[Items from a dataset]
··········

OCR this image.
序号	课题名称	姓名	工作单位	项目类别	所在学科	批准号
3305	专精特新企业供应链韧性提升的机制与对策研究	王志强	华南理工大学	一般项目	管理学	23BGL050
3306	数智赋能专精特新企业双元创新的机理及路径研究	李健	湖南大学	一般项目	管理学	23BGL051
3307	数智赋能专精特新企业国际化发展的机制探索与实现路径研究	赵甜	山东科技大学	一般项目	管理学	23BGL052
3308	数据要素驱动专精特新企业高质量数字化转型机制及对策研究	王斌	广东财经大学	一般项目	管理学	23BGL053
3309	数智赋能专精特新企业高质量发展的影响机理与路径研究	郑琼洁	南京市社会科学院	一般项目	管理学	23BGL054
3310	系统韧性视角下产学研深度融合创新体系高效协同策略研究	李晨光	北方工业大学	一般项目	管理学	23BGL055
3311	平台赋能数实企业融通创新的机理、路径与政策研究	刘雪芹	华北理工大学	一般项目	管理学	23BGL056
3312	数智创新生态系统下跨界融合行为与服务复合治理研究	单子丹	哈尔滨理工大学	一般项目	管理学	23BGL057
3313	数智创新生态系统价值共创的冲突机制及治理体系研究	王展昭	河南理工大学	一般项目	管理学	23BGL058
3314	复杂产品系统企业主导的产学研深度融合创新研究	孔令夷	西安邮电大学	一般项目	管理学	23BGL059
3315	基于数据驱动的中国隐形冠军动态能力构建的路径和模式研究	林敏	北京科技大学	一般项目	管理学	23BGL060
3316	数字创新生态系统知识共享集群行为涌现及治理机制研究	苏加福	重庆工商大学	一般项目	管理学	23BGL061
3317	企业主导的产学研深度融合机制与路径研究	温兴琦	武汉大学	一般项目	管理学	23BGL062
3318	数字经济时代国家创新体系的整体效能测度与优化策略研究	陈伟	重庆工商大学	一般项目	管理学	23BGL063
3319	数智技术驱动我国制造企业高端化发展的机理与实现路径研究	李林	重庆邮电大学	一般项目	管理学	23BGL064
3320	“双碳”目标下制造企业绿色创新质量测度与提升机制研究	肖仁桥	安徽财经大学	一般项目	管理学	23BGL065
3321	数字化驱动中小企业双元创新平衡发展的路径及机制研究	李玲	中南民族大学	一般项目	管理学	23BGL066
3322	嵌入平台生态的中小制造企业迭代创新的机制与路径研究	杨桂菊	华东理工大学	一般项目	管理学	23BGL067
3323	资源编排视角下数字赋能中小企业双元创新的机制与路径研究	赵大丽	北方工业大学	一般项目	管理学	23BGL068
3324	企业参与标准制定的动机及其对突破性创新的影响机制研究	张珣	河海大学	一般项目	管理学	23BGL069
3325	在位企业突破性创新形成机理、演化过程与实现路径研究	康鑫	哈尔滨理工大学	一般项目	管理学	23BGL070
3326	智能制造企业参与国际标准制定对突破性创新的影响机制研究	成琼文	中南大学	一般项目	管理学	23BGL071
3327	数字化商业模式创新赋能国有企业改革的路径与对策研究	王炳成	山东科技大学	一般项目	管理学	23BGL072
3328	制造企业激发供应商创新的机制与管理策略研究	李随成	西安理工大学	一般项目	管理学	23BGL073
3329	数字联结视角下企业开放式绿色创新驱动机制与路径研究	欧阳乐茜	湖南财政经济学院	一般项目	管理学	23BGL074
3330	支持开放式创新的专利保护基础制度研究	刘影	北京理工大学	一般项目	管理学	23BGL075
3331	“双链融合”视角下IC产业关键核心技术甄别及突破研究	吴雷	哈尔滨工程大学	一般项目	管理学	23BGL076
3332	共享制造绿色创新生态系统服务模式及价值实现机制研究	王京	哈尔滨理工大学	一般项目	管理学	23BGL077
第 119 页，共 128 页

··········

### Task to carry out
Using the records above, copy every line that has the word "北方工业大学" in it.

### Reply
3310	系统韧性视角下产学研深度融合创新体系高效协同策略研究	李晨光	北方工业大学	一般项目	管理学	23BGL055
3323	资源编排视角下数字赋能中小企业双元创新的机制与路径研究	赵大丽	北方工业大学	一般项目	管理学	23BGL068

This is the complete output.